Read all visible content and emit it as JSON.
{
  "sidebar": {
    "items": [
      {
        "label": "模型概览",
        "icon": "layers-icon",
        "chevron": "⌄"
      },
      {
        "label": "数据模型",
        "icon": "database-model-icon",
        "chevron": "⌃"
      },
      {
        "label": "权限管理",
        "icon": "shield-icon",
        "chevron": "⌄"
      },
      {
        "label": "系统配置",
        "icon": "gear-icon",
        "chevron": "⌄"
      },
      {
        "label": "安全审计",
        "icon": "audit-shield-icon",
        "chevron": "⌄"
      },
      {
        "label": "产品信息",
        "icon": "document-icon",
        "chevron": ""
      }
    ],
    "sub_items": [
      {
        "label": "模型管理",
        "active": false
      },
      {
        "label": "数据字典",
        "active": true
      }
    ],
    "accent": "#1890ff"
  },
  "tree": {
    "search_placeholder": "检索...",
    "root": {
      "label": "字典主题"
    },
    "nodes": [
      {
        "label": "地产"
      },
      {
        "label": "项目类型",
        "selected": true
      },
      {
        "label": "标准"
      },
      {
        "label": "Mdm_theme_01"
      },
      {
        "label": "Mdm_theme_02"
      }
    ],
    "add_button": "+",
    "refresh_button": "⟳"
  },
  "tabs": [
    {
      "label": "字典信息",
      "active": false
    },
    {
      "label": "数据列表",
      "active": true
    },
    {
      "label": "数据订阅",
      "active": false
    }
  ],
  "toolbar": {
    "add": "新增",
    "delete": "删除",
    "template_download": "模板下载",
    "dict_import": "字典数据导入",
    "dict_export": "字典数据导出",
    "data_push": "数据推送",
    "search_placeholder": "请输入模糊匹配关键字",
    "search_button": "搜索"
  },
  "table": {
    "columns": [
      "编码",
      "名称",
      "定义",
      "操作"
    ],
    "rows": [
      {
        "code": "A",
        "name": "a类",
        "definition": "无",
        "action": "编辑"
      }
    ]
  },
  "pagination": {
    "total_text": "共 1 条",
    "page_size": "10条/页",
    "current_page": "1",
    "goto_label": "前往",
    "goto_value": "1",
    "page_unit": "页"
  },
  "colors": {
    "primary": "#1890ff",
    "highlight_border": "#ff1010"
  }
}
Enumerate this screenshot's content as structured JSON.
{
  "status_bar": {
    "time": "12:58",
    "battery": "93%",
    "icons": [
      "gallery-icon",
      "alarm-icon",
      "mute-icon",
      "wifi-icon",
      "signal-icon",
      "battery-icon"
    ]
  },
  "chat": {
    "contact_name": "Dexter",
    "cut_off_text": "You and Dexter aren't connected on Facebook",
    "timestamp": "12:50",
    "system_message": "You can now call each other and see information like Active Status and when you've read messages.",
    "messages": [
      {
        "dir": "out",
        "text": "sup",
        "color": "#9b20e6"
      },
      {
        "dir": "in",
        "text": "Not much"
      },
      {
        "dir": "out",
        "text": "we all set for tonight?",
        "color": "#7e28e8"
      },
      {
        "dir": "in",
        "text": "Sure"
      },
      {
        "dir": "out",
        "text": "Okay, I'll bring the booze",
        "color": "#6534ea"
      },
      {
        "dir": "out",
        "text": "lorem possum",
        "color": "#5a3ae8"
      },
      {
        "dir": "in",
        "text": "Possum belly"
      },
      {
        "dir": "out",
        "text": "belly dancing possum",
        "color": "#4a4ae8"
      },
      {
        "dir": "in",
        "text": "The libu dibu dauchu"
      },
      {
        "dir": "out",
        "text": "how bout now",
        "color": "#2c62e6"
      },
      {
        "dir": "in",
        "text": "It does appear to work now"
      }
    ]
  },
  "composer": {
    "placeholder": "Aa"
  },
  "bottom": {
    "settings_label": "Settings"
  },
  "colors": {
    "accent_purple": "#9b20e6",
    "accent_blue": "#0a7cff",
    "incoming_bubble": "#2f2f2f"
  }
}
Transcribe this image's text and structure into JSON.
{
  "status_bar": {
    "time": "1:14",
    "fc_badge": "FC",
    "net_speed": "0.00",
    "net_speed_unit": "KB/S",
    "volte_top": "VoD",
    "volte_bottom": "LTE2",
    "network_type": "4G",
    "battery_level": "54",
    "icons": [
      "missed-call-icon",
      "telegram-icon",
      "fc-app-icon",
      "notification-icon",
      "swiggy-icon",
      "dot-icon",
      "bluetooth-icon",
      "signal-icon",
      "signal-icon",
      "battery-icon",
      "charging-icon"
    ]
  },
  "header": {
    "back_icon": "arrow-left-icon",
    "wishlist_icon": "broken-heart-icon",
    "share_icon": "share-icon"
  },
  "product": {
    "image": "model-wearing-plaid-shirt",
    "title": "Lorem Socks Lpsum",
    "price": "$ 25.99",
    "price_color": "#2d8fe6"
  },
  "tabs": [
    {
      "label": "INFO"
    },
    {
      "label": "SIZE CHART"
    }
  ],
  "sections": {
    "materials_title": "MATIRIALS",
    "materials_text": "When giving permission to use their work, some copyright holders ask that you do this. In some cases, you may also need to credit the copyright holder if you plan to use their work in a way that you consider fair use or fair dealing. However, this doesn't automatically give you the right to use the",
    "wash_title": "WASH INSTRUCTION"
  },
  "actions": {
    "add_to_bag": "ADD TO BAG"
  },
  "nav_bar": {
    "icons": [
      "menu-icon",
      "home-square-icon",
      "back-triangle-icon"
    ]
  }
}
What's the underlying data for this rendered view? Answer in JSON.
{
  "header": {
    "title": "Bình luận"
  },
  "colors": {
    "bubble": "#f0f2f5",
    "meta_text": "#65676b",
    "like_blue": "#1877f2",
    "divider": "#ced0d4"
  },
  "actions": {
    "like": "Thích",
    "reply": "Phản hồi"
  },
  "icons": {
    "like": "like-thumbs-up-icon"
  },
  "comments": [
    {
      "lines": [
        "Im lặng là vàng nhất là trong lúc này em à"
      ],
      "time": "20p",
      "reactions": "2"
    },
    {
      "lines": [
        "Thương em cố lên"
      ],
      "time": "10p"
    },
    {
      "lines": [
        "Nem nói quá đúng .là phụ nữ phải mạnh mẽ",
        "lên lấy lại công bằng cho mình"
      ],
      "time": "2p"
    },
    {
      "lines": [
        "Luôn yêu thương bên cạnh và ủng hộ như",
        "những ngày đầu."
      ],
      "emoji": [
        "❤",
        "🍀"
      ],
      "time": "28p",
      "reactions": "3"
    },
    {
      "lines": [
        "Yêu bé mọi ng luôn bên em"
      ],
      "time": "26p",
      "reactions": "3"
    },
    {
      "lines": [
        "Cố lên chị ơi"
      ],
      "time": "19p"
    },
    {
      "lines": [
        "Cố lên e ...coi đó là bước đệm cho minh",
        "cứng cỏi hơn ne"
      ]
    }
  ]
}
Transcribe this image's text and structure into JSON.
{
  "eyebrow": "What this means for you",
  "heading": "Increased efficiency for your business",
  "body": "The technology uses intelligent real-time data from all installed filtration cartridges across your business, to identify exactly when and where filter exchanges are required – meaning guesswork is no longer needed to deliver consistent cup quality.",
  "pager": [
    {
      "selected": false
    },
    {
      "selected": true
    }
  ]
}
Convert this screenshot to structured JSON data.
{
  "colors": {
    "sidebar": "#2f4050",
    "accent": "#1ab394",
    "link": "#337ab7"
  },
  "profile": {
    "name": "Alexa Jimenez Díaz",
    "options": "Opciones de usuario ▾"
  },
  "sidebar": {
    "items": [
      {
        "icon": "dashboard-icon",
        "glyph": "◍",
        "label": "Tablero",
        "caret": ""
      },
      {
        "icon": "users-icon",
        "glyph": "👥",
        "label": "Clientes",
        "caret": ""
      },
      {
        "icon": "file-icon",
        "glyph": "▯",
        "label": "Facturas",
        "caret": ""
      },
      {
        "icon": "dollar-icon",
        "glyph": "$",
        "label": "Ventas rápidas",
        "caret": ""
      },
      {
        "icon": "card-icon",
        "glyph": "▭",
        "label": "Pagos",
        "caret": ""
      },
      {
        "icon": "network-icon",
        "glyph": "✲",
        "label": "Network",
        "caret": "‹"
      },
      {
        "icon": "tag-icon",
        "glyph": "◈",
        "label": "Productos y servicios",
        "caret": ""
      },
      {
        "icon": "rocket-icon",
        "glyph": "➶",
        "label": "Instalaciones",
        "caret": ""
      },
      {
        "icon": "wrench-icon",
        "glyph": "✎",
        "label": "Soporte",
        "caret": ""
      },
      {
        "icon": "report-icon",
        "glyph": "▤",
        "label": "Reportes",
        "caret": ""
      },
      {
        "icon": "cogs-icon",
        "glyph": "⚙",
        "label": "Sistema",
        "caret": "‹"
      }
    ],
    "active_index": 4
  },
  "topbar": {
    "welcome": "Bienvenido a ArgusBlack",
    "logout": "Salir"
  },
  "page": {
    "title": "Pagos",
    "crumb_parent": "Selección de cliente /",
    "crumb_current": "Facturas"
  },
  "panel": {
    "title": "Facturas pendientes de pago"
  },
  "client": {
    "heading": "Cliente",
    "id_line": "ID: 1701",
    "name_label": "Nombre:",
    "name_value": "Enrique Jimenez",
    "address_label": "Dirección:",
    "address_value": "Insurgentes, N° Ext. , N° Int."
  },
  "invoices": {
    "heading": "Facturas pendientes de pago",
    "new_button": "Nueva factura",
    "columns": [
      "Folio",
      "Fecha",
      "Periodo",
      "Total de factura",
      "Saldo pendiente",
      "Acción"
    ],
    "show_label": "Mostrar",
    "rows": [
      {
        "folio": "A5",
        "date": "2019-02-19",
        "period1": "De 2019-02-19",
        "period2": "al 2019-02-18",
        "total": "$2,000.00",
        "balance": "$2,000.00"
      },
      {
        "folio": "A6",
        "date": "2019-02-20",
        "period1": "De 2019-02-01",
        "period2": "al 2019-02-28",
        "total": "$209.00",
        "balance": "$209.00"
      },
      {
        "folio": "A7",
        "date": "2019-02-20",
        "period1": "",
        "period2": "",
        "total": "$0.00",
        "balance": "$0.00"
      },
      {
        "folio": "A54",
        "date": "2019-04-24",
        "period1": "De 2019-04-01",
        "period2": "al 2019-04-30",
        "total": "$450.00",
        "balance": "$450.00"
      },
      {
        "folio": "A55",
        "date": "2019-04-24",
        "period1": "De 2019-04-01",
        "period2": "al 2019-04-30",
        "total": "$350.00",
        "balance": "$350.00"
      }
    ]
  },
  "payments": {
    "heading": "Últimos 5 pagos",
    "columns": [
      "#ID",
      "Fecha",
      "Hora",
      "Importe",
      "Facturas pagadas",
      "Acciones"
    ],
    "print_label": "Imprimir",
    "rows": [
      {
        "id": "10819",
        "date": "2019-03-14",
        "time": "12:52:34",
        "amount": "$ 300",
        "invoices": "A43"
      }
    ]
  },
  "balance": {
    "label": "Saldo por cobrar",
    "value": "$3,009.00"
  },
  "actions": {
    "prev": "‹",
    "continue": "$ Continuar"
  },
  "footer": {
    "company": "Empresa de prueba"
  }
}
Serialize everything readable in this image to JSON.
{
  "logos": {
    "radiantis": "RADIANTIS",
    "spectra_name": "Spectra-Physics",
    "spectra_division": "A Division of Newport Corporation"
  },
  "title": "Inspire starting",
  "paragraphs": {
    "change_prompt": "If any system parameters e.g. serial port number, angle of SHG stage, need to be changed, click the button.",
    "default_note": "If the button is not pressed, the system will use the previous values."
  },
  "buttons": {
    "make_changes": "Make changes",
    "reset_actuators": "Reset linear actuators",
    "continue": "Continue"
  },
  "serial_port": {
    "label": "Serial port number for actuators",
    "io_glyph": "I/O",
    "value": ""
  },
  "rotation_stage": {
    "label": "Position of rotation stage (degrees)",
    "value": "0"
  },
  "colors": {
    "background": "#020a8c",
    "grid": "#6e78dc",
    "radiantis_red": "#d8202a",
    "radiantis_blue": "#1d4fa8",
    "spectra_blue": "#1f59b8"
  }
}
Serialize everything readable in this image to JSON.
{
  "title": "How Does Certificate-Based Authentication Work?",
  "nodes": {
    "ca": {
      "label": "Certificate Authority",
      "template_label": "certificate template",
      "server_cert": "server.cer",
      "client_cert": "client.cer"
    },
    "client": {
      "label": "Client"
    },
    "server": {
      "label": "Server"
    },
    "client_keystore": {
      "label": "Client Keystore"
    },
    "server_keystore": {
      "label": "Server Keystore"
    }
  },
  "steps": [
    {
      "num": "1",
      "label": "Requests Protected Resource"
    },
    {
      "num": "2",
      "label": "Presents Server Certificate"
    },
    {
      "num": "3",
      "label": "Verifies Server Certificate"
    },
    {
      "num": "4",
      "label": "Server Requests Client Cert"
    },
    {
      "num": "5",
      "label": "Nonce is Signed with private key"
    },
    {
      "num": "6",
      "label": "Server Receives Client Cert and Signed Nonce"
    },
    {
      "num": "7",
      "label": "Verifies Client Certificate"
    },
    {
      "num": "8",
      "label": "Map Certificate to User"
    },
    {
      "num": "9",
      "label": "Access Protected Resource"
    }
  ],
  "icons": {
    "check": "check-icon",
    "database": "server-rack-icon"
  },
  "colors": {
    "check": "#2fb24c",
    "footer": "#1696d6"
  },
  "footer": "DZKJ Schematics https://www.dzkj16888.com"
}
+===+
- The request -
Give only the number of lines in the records that contain the string "model".

- Completed exercise -
2